## The task
Search the material for the word "JSON" and report each line where it turns up.

## Data in this exercise
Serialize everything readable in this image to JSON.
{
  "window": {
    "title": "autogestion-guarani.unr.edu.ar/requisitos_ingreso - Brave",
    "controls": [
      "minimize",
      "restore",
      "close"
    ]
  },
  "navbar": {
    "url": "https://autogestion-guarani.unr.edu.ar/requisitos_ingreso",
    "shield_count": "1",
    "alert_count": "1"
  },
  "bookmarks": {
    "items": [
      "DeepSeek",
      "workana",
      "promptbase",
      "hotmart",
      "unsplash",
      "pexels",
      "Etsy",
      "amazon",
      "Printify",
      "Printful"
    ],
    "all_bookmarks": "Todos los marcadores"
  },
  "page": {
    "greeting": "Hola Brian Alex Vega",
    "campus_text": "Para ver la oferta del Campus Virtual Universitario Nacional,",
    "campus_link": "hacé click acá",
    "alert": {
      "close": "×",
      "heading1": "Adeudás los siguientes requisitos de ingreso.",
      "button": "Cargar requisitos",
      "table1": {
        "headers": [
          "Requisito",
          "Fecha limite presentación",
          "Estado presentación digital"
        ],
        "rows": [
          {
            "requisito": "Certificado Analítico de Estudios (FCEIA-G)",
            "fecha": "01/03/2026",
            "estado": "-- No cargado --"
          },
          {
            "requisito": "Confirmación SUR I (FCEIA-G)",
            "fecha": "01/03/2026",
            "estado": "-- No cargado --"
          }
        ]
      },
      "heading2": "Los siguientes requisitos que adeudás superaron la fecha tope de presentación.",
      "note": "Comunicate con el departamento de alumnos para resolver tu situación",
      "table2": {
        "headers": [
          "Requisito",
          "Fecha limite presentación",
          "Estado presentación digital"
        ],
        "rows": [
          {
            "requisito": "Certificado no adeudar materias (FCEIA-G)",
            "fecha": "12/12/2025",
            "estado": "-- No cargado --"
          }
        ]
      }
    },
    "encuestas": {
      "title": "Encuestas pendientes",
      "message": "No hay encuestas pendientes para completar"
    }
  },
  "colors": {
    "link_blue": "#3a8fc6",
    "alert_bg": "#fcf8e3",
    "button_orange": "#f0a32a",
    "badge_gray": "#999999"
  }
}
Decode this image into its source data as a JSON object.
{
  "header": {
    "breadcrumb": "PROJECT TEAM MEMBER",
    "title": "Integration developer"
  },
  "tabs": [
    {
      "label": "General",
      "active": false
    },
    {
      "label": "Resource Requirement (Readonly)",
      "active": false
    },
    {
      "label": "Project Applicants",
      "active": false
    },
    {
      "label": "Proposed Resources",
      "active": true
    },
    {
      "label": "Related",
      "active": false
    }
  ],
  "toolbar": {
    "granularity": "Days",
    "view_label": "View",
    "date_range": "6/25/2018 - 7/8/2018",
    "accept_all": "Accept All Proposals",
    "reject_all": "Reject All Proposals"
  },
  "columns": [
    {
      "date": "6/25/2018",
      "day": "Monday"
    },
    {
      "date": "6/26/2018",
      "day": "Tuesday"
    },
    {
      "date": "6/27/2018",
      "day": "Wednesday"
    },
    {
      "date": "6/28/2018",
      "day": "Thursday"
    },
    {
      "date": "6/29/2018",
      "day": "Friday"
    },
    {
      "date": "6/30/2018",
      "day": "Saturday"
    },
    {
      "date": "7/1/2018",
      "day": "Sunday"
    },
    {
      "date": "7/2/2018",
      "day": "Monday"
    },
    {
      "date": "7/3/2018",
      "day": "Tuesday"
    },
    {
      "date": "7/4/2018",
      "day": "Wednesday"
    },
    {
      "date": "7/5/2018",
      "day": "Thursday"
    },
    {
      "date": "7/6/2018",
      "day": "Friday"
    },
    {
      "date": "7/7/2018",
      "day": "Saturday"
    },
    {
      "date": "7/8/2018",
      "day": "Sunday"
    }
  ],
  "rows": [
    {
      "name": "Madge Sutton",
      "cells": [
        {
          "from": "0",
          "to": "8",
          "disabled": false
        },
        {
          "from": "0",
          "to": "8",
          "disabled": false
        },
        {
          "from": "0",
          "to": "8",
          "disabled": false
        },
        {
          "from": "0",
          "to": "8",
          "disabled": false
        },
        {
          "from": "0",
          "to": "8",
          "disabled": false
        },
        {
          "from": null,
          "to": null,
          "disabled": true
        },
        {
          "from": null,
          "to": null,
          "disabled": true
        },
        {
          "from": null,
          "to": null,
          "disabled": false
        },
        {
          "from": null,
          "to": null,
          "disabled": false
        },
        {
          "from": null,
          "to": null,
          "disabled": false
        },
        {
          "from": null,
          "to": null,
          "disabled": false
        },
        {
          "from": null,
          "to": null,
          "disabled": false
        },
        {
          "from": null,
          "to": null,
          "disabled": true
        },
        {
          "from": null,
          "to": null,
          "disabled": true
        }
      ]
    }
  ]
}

* * *

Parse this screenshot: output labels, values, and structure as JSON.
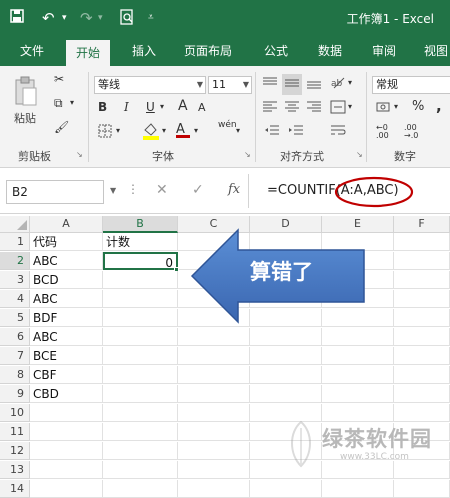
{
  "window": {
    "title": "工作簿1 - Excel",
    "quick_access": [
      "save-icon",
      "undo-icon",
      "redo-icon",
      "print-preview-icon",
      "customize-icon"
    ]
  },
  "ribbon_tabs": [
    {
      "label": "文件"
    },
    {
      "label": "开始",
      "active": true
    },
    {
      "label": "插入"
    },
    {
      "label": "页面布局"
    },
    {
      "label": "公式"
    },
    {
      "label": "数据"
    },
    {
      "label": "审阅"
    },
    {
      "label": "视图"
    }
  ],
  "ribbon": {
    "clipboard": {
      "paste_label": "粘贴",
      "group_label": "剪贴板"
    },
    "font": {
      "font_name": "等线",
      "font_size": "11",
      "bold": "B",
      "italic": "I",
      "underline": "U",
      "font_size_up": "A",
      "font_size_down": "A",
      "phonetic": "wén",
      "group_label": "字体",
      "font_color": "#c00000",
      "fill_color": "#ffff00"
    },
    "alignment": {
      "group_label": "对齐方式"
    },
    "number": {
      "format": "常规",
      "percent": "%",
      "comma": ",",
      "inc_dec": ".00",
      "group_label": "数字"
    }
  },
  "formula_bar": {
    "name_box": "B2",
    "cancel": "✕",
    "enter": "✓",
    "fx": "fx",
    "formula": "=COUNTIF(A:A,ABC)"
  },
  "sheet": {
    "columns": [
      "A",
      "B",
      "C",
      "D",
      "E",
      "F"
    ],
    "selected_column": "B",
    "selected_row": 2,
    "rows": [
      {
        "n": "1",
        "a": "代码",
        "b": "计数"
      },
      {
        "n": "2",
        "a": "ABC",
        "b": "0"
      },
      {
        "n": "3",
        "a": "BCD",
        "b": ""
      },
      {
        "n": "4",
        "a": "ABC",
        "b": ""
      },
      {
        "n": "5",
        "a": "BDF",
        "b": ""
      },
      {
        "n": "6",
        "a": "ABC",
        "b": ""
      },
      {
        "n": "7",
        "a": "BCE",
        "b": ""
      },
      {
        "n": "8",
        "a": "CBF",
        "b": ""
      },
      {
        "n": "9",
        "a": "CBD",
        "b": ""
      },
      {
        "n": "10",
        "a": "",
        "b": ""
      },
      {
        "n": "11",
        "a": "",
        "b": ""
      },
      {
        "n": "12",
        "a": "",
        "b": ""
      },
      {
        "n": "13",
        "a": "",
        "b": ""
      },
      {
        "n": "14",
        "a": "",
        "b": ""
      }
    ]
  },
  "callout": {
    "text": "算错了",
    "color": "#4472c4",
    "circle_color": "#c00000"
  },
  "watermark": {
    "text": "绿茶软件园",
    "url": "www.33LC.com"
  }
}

## Full answer
Serialize everything readable in this image to JSON.
Decode this image into its source data as a JSON object.
Parse this screenshot: output labels, values, and structure as JSON.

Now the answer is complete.